• [WRITTEN REQUEST] Leave every picture out and write out the records below exactly.

• [DATA TO PROCESS]
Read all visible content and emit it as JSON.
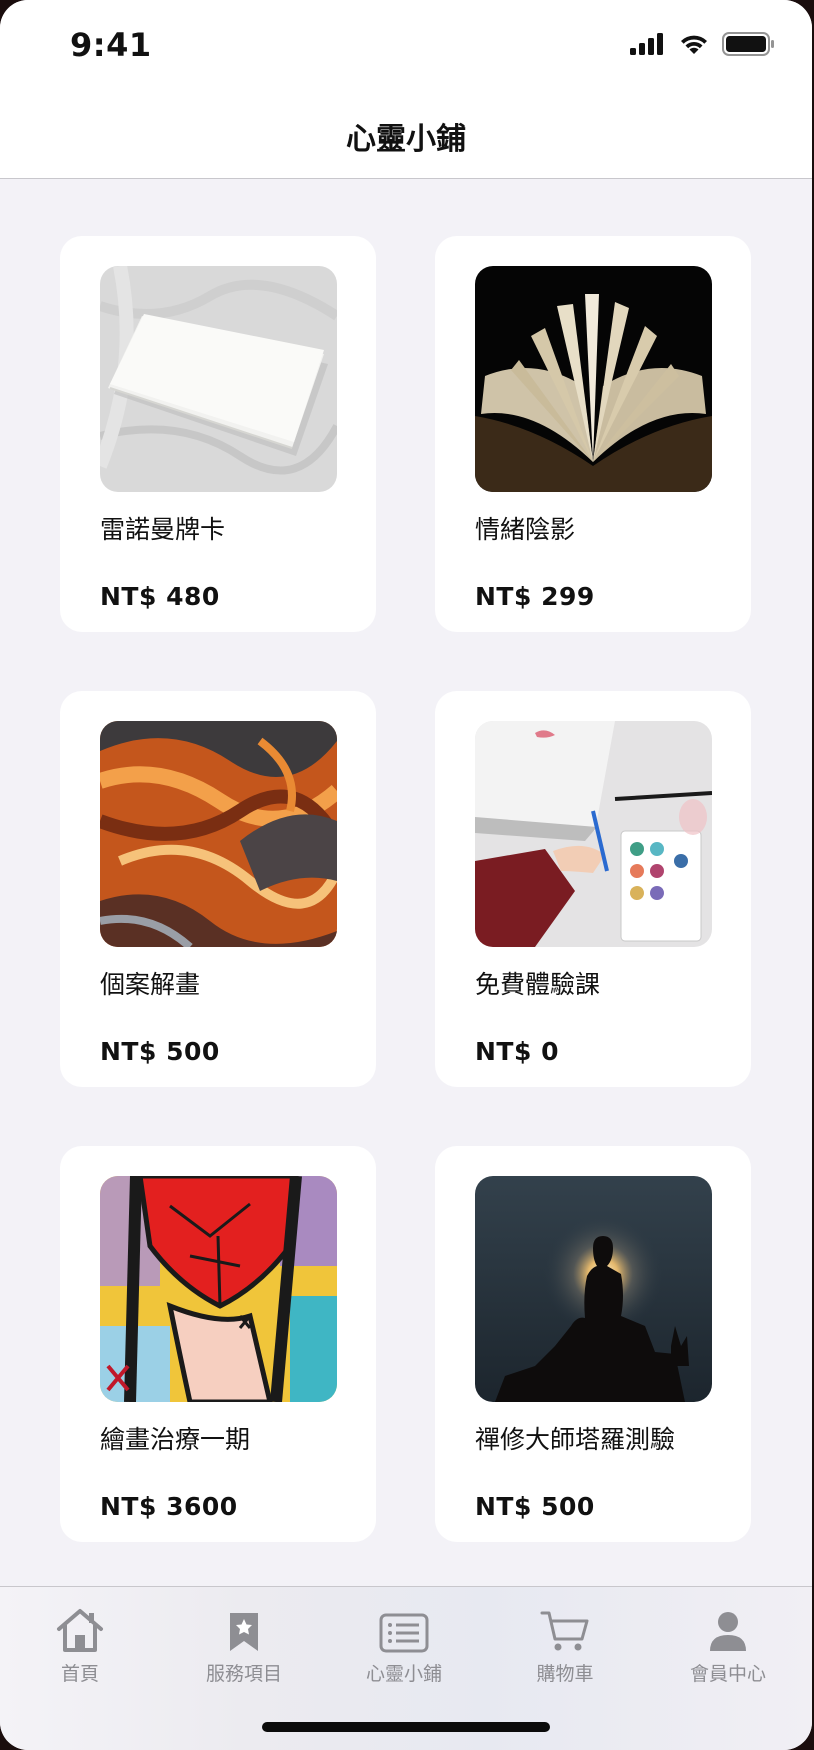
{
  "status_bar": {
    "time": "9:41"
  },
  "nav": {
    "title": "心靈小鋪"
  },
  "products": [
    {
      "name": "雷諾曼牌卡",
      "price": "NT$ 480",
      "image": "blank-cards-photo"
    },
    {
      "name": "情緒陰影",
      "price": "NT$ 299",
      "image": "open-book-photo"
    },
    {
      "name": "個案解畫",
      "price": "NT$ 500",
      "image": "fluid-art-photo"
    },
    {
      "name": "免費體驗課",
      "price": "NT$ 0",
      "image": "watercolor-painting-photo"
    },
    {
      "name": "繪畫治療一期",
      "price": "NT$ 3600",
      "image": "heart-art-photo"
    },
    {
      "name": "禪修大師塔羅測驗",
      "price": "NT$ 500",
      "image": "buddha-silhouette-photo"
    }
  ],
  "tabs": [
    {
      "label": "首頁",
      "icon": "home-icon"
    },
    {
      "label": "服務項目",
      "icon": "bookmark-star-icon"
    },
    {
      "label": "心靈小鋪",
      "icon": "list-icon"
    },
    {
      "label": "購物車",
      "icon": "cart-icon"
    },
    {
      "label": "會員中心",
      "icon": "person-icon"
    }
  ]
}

• [PROBLEM SOLUTION]
Read all visible content and emit it as JSON.
{
  "status_bar": {
    "time": "9:41"
  },
  "nav": {
    "title": "心靈小鋪"
  },
  "products": [
    {
      "name": "雷諾曼牌卡",
      "price": "NT$ 480",
      "image": "blank-cards-photo"
    },
    {
      "name": "情緒陰影",
      "price": "NT$ 299",
      "image": "open-book-photo"
    },
    {
      "name": "個案解畫",
      "price": "NT$ 500",
      "image": "fluid-art-photo"
    },
    {
      "name": "免費體驗課",
      "price": "NT$ 0",
      "image": "watercolor-painting-photo"
    },
    {
      "name": "繪畫治療一期",
      "price": "NT$ 3600",
      "image": "heart-art-photo"
    },
    {
      "name": "禪修大師塔羅測驗",
      "price": "NT$ 500",
      "image": "buddha-silhouette-photo"
    }
  ],
  "tabs": [
    {
      "label": "首頁",
      "icon": "home-icon"
    },
    {
      "label": "服務項目",
      "icon": "bookmark-star-icon"
    },
    {
      "label": "心靈小鋪",
      "icon": "list-icon"
    },
    {
      "label": "購物車",
      "icon": "cart-icon"
    },
    {
      "label": "會員中心",
      "icon": "person-icon"
    }
  ]
}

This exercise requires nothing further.